"""
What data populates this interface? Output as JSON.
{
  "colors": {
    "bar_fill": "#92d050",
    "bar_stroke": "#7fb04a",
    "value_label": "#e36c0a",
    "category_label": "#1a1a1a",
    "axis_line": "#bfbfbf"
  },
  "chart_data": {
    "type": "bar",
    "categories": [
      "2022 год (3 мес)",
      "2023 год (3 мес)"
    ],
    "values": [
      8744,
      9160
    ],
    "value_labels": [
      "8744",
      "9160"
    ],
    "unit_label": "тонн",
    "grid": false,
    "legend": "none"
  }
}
"""
GIVEN TASK
Print the complete listing again, exactly as it stands.

IN RESPONSE
What data populates this interface? Output as JSON.
{
  "colors": {
    "bar_fill": "#92d050",
    "bar_stroke": "#7fb04a",
    "value_label": "#e36c0a",
    "category_label": "#1a1a1a",
    "axis_line": "#bfbfbf"
  },
  "chart_data": {
    "type": "bar",
    "categories": [
      "2022 год (3 мес)",
      "2023 год (3 мес)"
    ],
    "values": [
      8744,
      9160
    ],
    "value_labels": [
      "8744",
      "9160"
    ],
    "unit_label": "тонн",
    "grid": false,
    "legend": "none"
  }
}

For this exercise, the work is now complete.